TEXT TO READ >>
------------------------------
Merged my code this morning, just under the wire, proving
once again that old adage about software development, how
the time it takes expands to fill the schedule allotted to
it. Afterwards, checking it out, the Big Fear when my usual
test file didn't work. Tried with the small files I'd
made, which contained individual flights, they were okay.
Then I connected up with our live data feed from DFW, actually
the first valid test, and things seemed okay again, so I
concluded that some new addition elsewhere in the applications
isn't agreeing with my test file format. (Worked fine up until
yesterday, though.) Our system focuses on arriving aircraft;
but I fixed one of the few features involving departures: I've
been changing flights' times, usually delaying them - but not
really, only the actual controllers' workstations have the
connections necessary to do that.
Became acquainted with another voice of reason
at lunch, in an interview in the radio - Richard
Grossman ("The Program on Corporations,
Law & Democracy") - he says we went wrong with that
big decision made in 1886 about how corporations
had individual rights, even before women or people of
color were given the right to vote.
This is a good introductory
essay.
From an article in the end-of-year "New Yorker,"
------------------------------
Extracted data entries:
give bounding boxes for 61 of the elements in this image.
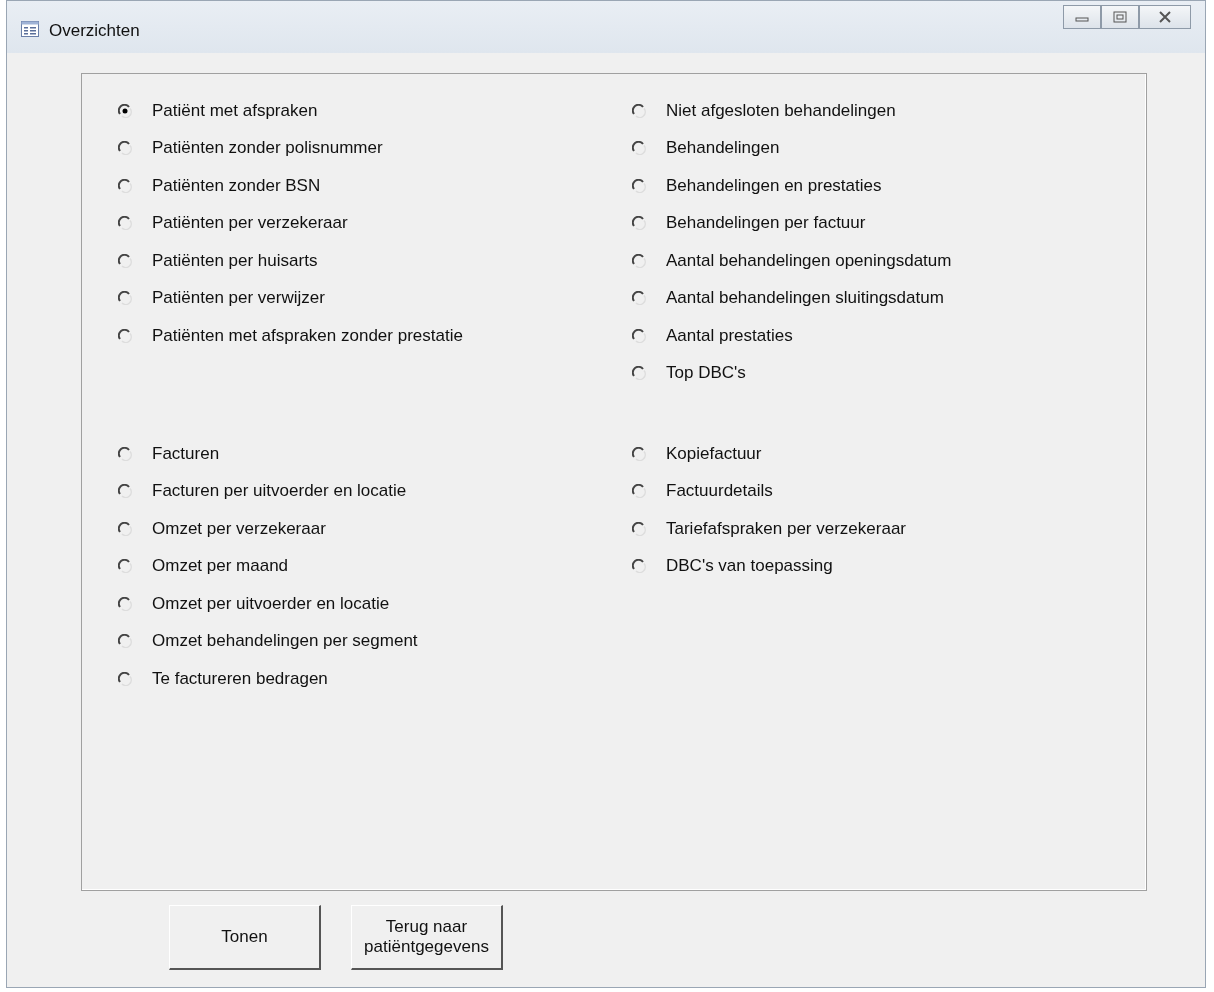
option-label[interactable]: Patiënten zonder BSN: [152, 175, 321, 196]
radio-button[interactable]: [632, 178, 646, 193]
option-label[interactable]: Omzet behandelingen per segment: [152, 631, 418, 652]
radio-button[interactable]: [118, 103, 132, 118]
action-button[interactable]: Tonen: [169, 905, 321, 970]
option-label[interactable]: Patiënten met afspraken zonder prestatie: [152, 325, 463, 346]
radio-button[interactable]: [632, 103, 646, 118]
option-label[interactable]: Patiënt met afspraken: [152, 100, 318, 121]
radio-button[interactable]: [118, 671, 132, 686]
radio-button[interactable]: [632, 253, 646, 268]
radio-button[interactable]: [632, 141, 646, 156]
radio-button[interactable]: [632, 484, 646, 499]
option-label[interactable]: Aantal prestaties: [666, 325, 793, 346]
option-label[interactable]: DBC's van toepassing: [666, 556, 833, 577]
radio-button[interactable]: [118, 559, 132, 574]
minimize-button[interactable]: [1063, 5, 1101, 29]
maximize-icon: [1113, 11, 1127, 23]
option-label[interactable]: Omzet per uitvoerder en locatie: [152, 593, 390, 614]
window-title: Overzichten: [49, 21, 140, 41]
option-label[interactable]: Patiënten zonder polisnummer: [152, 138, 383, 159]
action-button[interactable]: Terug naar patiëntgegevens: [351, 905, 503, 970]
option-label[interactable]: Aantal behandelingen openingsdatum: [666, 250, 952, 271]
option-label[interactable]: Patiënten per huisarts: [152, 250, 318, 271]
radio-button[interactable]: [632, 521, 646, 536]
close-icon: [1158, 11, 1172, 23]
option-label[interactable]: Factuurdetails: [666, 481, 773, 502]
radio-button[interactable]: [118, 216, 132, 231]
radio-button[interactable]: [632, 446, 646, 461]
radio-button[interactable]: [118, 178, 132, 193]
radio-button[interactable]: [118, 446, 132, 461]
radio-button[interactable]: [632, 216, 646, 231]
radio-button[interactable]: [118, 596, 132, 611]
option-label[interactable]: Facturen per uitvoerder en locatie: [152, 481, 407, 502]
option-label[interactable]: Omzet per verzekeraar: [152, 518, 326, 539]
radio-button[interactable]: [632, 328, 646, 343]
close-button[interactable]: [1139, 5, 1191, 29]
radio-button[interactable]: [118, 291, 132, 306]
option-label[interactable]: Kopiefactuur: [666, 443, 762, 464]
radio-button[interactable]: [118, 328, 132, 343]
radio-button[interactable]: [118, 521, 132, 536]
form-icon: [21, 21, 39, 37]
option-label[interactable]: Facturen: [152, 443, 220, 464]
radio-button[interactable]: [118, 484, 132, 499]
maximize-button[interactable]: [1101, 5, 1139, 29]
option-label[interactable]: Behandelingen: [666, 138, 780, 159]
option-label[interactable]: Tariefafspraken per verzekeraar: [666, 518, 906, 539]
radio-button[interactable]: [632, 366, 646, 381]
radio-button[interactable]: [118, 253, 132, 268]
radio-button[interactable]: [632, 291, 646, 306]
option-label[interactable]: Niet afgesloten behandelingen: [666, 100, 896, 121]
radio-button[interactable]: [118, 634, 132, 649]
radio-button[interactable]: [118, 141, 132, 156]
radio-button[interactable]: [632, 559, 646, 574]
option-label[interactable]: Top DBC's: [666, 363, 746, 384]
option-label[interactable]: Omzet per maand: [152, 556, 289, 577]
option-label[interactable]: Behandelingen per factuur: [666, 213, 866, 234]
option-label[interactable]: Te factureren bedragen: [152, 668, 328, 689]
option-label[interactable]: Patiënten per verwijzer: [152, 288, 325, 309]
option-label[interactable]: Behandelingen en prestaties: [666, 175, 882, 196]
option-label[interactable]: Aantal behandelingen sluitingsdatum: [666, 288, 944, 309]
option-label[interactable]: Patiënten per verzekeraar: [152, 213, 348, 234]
------------------------------
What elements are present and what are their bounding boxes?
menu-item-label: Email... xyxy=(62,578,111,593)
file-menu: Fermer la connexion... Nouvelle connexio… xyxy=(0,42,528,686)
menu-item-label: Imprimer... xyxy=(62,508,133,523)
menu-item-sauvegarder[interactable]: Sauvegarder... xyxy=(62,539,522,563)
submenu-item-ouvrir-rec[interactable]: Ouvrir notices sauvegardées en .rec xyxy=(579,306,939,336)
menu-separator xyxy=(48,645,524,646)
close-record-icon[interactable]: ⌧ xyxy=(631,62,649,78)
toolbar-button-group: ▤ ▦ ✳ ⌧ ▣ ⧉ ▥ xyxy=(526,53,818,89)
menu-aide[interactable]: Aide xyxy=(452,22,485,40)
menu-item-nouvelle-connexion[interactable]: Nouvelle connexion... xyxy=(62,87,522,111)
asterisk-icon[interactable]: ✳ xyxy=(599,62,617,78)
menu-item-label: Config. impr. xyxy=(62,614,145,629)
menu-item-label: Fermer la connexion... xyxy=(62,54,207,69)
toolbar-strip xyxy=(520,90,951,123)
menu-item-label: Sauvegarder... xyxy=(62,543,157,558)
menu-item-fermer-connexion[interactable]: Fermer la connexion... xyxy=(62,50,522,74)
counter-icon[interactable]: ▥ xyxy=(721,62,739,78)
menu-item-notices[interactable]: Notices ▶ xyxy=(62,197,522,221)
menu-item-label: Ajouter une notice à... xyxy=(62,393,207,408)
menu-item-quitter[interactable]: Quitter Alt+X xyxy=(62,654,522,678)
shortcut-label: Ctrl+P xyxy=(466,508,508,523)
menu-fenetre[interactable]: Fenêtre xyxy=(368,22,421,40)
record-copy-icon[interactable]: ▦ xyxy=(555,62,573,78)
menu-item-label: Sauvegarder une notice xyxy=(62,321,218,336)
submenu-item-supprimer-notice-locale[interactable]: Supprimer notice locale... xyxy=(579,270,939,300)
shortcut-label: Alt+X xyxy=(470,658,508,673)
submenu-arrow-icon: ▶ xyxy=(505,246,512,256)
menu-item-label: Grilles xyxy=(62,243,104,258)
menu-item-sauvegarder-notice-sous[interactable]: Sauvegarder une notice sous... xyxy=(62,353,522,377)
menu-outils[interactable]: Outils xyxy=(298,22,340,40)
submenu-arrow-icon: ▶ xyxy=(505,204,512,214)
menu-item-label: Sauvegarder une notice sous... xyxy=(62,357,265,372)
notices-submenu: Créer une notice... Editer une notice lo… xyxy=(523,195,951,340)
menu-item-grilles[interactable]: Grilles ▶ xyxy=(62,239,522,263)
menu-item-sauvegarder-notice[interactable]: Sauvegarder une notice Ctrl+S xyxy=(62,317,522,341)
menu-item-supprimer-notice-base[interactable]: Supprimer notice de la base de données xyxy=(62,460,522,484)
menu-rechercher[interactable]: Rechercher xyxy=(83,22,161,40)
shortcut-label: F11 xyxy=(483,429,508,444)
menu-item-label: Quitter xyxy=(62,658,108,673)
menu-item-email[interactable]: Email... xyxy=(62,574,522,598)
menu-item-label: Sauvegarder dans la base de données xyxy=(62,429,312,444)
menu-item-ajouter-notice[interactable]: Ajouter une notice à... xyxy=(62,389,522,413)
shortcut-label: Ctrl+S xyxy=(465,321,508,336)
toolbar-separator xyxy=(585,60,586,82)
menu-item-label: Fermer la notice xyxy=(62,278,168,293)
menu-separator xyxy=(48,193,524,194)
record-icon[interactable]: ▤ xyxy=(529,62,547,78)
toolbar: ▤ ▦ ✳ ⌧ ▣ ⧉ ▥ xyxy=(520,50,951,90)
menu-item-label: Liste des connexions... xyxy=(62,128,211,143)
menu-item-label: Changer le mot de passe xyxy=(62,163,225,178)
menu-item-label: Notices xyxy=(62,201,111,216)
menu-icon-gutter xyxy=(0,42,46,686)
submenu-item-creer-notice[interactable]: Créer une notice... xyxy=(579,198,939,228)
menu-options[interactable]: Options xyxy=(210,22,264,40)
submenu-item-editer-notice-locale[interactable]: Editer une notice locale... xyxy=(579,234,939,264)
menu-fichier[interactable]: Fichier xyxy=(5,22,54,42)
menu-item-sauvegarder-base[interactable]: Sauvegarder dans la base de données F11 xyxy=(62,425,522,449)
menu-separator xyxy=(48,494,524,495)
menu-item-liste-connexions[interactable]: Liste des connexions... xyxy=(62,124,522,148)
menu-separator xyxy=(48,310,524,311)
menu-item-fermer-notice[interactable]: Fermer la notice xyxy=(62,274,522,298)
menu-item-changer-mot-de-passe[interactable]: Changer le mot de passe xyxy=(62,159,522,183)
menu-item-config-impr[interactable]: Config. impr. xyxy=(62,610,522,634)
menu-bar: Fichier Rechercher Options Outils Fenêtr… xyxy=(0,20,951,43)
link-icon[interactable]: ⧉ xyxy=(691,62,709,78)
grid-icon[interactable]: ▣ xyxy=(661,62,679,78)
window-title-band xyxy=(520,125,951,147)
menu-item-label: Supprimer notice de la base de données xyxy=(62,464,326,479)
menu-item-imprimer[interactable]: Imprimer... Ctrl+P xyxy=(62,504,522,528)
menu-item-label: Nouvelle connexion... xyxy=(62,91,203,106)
------------------------------
BRIEF 1 >>
Answer these questions using the journal entry:
(a) Where did the live data feed come from?
(b) What kind of aircraft does the system focus on?
(c) In what year was the decision about corporations having individual rights made?
BRIEF 2 >> Repeat the journal entry word for word, starting at "Merged my code" and ending at "they were okay.".

WRITTEN ANSWER 1 >>
(a) DFW
(b) Arriving aircraft
(c) 1886

WRITTEN ANSWER 2 >>
Merged my code this morning, just under the wire, proving
once again that old adage about software development, how
the time it takes expands to fill the schedule allotted to
it. Afterwards, checking it out, the Big Fear when my usual
test file didn't work. Tried with the small files I'd
made, which contained individual flights, they were okay.